= THE PROBLEM =
State the number of lines that hold the string "screenshot", with nothing added.

= EXCERPTED DATA =
....

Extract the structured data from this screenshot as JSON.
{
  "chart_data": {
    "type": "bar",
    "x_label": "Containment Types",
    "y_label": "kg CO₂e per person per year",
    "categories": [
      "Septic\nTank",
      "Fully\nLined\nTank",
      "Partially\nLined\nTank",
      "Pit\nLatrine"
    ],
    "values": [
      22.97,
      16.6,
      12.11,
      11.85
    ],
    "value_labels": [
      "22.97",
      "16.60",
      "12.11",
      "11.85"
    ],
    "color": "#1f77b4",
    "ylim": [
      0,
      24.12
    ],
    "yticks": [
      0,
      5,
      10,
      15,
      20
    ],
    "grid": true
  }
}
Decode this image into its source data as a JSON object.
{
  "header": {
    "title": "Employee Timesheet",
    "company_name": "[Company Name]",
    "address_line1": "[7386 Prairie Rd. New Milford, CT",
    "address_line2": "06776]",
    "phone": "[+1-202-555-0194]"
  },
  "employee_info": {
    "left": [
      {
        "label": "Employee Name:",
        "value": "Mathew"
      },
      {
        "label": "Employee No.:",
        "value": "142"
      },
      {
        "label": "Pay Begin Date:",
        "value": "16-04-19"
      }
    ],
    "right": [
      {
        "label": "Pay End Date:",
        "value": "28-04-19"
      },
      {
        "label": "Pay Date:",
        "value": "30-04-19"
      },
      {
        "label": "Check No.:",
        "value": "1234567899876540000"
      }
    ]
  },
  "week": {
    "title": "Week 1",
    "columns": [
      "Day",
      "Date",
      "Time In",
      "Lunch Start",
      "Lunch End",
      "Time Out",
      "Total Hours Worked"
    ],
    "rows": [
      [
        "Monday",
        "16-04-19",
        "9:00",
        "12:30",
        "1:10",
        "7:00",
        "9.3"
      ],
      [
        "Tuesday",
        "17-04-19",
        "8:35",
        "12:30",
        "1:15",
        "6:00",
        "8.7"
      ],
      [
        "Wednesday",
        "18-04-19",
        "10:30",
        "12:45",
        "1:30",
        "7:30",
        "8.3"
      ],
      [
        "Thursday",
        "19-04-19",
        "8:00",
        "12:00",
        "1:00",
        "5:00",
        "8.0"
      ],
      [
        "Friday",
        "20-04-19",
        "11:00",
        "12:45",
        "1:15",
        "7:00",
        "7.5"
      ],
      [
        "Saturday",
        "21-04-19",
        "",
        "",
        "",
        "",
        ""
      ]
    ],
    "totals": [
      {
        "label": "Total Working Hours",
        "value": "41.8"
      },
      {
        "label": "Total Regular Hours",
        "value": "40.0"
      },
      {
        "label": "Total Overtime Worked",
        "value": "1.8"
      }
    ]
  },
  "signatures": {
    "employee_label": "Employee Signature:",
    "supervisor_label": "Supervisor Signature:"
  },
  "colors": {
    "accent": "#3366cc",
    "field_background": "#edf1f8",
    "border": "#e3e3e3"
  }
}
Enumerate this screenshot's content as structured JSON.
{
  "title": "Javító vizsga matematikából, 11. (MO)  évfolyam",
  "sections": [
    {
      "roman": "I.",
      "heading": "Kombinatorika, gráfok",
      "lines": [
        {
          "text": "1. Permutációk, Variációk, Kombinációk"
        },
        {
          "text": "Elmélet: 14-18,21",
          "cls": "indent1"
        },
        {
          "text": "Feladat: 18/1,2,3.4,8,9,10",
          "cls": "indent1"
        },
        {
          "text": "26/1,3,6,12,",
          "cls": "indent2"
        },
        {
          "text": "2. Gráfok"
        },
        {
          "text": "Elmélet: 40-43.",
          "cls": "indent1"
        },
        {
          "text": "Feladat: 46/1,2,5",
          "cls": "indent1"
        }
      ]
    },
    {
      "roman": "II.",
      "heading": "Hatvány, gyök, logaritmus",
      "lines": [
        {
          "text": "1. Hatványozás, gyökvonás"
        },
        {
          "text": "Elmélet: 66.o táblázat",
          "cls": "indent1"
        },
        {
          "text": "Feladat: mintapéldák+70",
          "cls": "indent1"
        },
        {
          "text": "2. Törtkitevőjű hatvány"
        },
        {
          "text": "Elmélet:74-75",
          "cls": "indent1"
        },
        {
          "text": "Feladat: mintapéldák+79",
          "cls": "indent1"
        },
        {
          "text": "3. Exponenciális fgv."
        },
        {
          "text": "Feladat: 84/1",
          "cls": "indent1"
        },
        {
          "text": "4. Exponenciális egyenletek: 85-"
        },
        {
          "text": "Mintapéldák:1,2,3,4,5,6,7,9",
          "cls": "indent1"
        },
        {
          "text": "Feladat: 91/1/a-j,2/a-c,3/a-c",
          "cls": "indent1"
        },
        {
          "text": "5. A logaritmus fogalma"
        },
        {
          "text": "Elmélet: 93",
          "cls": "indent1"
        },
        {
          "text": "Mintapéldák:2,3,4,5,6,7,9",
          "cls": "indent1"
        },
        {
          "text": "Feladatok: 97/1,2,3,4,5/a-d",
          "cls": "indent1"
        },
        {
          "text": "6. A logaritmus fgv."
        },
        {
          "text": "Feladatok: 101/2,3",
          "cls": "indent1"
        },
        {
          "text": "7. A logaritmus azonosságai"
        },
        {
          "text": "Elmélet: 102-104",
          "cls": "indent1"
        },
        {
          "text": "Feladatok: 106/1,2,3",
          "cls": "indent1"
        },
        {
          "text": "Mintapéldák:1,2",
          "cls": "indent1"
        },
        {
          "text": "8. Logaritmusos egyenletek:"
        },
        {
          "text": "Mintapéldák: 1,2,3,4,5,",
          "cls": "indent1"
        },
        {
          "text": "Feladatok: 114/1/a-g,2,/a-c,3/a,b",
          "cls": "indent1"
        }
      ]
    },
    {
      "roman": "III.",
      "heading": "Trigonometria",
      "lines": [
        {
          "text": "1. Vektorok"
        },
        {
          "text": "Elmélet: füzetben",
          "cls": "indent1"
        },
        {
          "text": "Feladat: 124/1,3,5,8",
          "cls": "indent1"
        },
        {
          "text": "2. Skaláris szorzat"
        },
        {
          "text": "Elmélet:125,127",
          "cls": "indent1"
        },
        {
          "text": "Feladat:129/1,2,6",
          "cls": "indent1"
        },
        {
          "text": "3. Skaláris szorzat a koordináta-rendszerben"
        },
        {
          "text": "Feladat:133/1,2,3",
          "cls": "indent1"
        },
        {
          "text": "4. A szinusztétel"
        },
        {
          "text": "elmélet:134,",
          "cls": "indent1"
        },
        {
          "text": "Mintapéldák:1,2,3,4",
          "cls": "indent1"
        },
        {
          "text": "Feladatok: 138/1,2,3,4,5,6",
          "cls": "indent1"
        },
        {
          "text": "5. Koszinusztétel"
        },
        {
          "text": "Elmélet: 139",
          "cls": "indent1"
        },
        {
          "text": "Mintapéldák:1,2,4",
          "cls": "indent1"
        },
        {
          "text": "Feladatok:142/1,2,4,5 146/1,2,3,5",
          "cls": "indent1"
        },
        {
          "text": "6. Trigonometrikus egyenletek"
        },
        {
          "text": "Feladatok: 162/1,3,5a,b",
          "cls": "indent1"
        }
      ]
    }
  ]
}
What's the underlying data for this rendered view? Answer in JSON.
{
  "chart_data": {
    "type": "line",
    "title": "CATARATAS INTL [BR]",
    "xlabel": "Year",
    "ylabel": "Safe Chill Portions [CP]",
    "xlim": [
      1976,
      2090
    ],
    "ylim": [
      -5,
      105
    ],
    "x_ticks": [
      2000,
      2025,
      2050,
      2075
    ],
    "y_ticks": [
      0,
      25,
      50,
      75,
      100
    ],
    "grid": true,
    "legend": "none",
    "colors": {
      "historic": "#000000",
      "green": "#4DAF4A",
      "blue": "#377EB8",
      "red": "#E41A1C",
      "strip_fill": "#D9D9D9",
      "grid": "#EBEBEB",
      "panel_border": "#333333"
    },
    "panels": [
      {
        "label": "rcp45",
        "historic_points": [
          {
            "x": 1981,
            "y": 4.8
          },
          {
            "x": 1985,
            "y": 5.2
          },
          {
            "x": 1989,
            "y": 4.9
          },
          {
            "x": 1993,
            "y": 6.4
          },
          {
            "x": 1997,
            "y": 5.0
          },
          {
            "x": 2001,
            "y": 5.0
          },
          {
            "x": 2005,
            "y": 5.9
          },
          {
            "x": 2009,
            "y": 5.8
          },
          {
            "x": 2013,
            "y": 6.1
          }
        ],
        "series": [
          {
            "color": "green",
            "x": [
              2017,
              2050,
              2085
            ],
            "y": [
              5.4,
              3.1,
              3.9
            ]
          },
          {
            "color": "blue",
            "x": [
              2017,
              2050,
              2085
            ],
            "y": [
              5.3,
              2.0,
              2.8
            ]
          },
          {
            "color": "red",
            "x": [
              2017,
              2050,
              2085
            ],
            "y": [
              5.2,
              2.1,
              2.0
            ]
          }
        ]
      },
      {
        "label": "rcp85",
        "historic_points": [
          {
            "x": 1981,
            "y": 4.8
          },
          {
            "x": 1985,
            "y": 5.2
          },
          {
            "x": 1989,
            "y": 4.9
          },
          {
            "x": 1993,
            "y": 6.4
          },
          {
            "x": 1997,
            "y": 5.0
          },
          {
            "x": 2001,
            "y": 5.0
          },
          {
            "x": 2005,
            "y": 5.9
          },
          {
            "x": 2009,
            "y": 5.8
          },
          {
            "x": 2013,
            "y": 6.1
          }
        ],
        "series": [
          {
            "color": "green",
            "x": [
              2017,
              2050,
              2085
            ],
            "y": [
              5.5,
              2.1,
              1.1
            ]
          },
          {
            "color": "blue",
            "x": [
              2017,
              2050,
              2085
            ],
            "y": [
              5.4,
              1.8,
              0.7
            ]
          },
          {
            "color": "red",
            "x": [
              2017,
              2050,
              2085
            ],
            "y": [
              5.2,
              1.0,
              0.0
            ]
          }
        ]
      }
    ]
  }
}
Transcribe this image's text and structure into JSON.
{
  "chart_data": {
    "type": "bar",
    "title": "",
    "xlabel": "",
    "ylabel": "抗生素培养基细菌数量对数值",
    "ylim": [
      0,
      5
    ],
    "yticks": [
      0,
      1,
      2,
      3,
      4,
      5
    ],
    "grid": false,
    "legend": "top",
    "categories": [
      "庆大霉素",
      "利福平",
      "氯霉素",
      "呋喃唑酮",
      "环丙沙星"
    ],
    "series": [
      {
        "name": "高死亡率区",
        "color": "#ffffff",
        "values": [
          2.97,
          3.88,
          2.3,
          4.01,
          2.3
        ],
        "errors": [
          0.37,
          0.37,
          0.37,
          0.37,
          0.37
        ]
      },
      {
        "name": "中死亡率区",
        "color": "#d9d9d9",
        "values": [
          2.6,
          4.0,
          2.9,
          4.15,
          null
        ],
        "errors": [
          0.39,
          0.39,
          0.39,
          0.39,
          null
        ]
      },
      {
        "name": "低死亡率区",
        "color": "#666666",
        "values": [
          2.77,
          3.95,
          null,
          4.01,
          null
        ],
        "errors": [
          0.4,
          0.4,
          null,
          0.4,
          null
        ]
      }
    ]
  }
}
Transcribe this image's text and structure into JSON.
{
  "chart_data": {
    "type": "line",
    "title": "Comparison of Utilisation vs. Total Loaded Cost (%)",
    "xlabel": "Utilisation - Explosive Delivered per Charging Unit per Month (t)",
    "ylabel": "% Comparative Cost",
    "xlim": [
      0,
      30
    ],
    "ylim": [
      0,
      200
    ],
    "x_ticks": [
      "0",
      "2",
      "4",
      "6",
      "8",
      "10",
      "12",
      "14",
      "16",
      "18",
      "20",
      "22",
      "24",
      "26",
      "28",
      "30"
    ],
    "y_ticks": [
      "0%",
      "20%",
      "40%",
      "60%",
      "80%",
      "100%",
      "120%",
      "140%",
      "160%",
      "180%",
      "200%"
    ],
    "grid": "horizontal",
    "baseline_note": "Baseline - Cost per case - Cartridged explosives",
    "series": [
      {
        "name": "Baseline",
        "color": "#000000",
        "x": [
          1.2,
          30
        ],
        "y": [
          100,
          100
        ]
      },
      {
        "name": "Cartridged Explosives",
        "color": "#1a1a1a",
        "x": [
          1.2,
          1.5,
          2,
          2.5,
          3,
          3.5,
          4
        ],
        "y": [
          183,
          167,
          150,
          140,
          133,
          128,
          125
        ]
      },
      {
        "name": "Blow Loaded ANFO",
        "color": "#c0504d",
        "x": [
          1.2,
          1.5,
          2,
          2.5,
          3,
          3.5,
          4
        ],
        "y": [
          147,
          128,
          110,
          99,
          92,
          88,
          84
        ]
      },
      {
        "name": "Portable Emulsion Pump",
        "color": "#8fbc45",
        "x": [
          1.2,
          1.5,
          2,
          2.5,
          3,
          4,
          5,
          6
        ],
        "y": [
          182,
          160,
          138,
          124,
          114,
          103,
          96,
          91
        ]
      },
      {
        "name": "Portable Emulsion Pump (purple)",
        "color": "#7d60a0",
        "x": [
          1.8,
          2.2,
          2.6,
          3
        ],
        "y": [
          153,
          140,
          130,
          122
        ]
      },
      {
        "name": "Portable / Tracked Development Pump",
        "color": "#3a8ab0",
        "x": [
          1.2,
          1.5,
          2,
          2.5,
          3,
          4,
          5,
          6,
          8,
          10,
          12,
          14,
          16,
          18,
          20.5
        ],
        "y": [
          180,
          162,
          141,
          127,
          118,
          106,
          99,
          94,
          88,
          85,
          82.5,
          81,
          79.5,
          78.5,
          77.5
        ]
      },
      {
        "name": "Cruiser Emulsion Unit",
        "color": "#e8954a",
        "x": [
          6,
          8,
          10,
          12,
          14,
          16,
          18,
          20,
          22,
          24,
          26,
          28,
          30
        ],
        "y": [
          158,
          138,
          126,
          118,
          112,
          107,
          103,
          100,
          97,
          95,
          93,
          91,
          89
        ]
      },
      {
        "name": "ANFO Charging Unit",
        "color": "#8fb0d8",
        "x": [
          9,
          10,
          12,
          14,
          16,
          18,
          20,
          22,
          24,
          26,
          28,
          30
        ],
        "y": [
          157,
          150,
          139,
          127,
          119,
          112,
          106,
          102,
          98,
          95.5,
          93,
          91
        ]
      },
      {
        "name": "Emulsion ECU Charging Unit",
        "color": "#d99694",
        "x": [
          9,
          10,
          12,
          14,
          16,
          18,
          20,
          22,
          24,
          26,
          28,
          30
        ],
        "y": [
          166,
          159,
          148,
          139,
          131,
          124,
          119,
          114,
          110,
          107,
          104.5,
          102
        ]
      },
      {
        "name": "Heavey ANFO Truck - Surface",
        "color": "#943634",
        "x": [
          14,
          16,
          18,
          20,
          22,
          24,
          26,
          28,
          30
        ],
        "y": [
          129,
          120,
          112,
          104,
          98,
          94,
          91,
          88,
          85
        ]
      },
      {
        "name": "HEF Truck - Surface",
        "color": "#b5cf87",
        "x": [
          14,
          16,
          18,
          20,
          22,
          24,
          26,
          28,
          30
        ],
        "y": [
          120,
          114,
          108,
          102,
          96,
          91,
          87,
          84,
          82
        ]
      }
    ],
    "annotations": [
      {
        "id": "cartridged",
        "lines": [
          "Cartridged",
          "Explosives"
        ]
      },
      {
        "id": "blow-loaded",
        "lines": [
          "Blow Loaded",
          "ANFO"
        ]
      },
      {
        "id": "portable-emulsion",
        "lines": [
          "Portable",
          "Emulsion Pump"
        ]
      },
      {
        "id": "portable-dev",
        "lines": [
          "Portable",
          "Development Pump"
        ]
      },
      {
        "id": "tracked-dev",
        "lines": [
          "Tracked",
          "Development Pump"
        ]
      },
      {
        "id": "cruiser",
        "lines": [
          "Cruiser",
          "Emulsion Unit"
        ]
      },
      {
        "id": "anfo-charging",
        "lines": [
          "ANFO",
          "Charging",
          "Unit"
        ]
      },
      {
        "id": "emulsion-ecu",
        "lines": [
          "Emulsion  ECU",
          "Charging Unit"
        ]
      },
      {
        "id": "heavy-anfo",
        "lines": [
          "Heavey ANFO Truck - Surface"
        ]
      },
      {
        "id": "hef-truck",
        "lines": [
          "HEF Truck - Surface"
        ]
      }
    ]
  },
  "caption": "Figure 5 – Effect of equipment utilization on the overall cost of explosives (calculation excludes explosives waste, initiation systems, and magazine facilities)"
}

....

= COMPLETE OUTPUT =
2